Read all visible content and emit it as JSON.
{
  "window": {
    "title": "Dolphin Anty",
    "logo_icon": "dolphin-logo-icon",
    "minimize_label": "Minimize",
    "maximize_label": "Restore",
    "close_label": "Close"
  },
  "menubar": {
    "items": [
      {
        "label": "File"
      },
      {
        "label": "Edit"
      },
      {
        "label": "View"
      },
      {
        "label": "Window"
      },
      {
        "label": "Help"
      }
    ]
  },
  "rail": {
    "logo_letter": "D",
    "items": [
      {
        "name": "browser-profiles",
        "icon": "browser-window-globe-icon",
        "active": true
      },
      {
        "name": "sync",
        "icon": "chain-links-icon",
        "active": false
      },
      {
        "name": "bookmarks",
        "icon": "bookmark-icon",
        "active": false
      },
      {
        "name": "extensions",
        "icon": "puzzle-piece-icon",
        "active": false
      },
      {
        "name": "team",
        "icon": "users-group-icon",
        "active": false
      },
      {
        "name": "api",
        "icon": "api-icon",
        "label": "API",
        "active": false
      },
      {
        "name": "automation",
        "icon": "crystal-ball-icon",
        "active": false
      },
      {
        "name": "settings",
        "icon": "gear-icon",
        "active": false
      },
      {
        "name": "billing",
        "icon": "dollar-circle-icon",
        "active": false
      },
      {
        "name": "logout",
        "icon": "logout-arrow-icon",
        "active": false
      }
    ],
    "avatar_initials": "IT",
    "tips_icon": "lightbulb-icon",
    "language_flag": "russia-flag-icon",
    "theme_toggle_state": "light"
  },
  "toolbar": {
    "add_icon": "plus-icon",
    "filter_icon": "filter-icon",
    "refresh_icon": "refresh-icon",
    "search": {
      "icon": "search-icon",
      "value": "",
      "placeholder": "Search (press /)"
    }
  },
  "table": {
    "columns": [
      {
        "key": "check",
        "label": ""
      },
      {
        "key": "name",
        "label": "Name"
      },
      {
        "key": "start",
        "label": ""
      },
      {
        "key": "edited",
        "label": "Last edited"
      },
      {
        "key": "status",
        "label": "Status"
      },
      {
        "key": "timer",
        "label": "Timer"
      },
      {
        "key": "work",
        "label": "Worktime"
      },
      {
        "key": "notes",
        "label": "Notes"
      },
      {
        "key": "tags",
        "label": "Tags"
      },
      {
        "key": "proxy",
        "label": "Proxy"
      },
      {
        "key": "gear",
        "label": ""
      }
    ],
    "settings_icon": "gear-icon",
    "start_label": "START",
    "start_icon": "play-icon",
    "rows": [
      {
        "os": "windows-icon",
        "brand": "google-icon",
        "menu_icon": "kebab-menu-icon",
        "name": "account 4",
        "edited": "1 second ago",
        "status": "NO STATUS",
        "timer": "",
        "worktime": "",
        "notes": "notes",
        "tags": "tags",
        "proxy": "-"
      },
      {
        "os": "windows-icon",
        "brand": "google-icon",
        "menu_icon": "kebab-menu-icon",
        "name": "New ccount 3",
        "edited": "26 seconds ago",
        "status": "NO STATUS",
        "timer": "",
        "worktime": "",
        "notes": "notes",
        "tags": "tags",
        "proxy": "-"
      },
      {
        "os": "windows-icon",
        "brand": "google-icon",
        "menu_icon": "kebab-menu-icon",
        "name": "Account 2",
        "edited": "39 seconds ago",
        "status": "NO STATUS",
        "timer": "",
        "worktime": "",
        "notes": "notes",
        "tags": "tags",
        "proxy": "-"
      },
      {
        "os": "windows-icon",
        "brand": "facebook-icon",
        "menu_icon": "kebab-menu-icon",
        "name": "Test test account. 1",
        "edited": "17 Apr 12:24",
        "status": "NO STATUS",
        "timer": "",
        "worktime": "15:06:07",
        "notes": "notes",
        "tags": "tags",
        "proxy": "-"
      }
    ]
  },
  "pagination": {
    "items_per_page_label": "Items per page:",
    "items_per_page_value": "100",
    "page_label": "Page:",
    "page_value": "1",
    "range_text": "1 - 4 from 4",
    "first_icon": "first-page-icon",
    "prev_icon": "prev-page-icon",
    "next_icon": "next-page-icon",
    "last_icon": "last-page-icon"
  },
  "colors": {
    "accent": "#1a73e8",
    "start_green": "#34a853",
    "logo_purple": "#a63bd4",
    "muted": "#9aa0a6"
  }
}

- [Work instructions] How many lines of the listing above include the word "seconds"? State the number and nothing else.

- [Expected answer] 2